What you are asked to do
In the text on the Tomcat classloader below, what are the only files the author places in the Tomcat/lib folder?

Tomcat classloader

I am using Tomcat for deploying my Java Web and Web Service applications for over 10 years now (yes, since the early 3.x versions). In the early days mostly for Struts applications and today for applications based on the Spring Framework (Spring MVC, Spring WebServices, Grails, …). In many of the projects I am consulting, we are using Tomcat in development and production environments too but the topic of this post has only been a discussion within the last few months, in one project.

The customer just started using Tomcat for some applications in production, instead of their default environment WebSphere. I think coming from WebSphere and doing a lot of J2EE applications with EJB is one of the reasons for their idea of putting a lot of dependencies into the library folders of the Tomcat, instead of putting them into the WAR file of the application.

In all of my other projects we are always putting all the required dependencies of an application into its WAR file, so that they are put into the WEB-INF/lib folder of the application. The only things I put in the Tomcat/lib folder are the JAR files for JDBC connections managed by tomcat. This allows me to use different versions of the dependencies in different applications deployed in the same Tomcat (e.g. Spring 2.5 and Spring 3 or JAX-WS 2.1 and JAX-WS 2.2).

Another benefit of the fat WAR file is, that the behavior of the application is more consistent. Putting it into different Tomcat installations in development, test or production environments has the same result.

This is also true for development: a new team member just has to download the default Tomcat distribution, fetch the application from the SCM system and start it up. All the required dependencies will be fetched via maven or ivy and put into the application. Requiring developers to put something into their local Tomcat installation (or even worse into their JDK) leads to different development environments across the team and issues that are very hard to track.

To support my arguments I did some research and found this article about Understanding The Tomcat Classpath from MuleSoft. MuleSoft provides a great Tomcat Enterprise Server named tcat with many management and monitoring features. In the article they discuss common problems and solutions for Tomcat classpath problems and provide tips and best practice advices. Their best practice advice is:

  • Avoid loading libraries and packages other than the standard ones distributed with Tomcat using the Commons Loader. This can cause compatibility errors. If you need to share a single library or package between multiple applications, create “shared/lib” and “shared/classes” directories and configure them under the Shared loader in catalina.properties
  • An exception to this rule is any common third party shared library, such as a JDBC driver. These should be placed directly into $CATALINA_HOME/lib
  • When possible, it is a good idea to use Apache Tomcat as recommended by its developers, as this represents conformance to the Servlet specification. If you’re finding that you have to configure classpath rather frequently, you may want to re-think your development process.

Additionally I posted a question on Stackoverflow about Third party libraries best practice in Tomcat. I think the answers pretty much support me in my opinion.

Recorded data
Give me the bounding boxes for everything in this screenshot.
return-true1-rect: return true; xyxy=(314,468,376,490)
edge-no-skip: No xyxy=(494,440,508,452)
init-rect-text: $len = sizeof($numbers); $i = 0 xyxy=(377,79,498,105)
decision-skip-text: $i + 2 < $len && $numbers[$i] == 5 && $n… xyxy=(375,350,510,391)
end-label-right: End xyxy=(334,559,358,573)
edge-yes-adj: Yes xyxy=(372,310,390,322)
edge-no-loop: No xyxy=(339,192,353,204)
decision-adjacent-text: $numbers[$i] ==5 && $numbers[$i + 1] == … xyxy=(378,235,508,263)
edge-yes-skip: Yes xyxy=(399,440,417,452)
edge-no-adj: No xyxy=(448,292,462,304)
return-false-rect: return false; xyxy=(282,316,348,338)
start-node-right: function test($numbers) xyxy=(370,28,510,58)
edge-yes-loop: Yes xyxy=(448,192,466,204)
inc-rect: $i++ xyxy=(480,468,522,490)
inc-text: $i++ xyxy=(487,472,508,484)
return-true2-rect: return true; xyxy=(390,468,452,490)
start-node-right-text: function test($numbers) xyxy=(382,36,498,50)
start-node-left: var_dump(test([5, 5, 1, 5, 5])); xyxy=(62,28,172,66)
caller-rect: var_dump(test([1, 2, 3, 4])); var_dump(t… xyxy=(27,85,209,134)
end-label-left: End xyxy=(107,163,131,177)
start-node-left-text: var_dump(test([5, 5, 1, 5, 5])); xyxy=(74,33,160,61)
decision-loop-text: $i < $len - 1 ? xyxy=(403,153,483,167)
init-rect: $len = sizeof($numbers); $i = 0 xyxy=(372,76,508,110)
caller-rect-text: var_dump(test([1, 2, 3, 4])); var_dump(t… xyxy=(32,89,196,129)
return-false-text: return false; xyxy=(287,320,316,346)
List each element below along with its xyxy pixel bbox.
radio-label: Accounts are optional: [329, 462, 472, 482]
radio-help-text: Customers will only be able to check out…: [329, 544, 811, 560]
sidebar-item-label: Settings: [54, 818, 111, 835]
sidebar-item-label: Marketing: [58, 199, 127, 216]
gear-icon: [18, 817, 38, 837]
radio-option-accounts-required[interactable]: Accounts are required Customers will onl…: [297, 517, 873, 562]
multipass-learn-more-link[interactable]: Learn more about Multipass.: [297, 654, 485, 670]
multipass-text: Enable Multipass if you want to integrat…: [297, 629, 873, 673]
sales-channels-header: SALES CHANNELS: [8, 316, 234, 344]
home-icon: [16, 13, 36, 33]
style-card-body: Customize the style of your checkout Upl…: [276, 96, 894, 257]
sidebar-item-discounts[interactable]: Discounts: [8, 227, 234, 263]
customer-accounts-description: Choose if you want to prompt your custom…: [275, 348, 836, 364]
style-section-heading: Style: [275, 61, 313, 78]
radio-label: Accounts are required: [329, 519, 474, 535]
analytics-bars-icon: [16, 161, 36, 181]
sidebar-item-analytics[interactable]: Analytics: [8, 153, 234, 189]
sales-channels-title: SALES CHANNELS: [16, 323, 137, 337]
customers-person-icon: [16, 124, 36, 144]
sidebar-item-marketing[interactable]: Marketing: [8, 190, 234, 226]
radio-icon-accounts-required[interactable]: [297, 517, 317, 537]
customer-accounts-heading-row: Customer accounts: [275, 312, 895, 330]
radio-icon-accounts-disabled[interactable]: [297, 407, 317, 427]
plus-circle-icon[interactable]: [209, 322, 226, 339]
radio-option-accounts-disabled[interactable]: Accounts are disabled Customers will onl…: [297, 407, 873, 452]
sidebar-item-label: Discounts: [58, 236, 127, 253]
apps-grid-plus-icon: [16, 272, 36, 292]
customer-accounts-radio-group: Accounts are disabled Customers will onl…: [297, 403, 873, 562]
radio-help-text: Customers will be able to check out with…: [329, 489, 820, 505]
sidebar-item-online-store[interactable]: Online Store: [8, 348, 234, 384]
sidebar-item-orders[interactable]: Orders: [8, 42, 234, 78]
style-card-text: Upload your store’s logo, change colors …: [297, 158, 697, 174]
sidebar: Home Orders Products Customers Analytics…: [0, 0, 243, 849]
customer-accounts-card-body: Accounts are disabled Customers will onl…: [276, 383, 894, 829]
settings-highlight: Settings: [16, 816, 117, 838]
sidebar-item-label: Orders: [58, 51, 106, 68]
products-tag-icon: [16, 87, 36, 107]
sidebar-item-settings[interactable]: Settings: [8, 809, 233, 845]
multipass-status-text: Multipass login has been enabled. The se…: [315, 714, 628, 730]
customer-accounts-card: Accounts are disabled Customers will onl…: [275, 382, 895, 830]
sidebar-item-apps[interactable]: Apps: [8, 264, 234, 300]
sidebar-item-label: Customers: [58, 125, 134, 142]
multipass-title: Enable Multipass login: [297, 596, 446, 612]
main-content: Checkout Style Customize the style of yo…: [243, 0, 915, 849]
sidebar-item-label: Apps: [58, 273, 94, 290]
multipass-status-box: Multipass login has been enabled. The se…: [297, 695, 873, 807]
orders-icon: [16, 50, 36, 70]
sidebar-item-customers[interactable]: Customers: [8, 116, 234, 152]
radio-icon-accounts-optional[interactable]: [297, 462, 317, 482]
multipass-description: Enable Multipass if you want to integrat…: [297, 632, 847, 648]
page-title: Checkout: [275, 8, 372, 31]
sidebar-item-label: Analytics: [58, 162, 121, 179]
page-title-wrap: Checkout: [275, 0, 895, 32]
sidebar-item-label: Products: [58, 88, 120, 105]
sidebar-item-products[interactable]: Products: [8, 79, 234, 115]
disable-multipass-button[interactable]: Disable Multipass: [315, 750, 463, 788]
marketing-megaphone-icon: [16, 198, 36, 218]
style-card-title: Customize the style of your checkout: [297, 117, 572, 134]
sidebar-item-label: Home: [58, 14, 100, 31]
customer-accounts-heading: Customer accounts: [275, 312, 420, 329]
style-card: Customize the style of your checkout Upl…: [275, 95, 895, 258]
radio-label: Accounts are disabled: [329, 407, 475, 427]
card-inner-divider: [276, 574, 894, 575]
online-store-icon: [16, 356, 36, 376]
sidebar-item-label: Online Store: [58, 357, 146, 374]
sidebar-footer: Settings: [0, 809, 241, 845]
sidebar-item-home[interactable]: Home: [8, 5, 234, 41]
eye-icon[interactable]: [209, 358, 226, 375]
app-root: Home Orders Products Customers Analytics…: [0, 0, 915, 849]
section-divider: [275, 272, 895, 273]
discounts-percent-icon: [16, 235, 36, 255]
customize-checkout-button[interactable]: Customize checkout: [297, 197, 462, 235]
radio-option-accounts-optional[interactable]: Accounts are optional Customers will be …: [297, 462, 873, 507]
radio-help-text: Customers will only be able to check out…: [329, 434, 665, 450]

Solved exercise
The JAR files for JDBC connections managed by Tomcat.